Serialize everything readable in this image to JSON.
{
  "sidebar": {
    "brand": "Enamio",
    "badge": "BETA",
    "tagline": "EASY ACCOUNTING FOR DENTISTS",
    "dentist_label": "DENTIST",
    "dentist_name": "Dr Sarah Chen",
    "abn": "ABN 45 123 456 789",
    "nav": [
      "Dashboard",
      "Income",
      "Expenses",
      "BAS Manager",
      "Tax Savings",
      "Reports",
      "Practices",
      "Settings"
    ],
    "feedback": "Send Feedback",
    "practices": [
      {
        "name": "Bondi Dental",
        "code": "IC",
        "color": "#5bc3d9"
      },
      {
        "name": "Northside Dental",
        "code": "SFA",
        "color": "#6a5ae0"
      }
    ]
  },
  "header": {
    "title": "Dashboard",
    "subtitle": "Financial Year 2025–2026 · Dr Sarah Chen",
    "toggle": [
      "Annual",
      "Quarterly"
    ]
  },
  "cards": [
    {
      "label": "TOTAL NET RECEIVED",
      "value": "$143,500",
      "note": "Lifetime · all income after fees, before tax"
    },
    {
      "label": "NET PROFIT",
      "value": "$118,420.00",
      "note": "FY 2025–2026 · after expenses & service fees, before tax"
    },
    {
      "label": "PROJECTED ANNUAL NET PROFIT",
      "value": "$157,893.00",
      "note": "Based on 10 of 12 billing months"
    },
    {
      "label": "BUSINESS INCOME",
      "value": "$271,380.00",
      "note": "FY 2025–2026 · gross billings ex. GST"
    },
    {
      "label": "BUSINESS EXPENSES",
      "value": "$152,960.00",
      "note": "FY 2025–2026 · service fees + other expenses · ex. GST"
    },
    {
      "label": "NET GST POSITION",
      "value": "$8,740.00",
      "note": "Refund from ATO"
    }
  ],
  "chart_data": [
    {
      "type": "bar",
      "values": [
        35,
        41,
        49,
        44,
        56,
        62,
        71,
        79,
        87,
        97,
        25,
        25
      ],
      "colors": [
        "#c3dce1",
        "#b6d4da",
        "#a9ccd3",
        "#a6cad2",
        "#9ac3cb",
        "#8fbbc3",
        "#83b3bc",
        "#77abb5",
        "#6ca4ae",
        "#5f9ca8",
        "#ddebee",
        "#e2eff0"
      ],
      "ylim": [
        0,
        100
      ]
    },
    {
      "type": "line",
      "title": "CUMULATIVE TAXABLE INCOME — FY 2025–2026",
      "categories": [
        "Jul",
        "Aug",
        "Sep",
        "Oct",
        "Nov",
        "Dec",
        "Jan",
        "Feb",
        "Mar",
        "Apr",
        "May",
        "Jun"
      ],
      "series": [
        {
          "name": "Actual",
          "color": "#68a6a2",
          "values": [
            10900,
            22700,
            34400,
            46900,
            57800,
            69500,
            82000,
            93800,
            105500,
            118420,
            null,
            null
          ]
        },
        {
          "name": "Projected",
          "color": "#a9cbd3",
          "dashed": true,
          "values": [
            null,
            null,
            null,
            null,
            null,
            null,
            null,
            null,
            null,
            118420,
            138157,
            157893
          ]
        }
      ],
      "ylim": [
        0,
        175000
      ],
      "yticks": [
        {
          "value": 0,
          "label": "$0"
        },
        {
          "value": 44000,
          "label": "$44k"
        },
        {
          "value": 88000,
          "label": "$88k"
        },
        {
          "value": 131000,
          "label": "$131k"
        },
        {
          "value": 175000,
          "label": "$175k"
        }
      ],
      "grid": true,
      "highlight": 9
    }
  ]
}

__________________________________________________

> [Requirement]:
Look over the listing above. Pick out and copy every line that includes "after".

> [Response to this task]:
      "note": "Lifetime · all income after fees, before tax"
      "note": "FY 2025–2026 · after expenses & service fees, before tax"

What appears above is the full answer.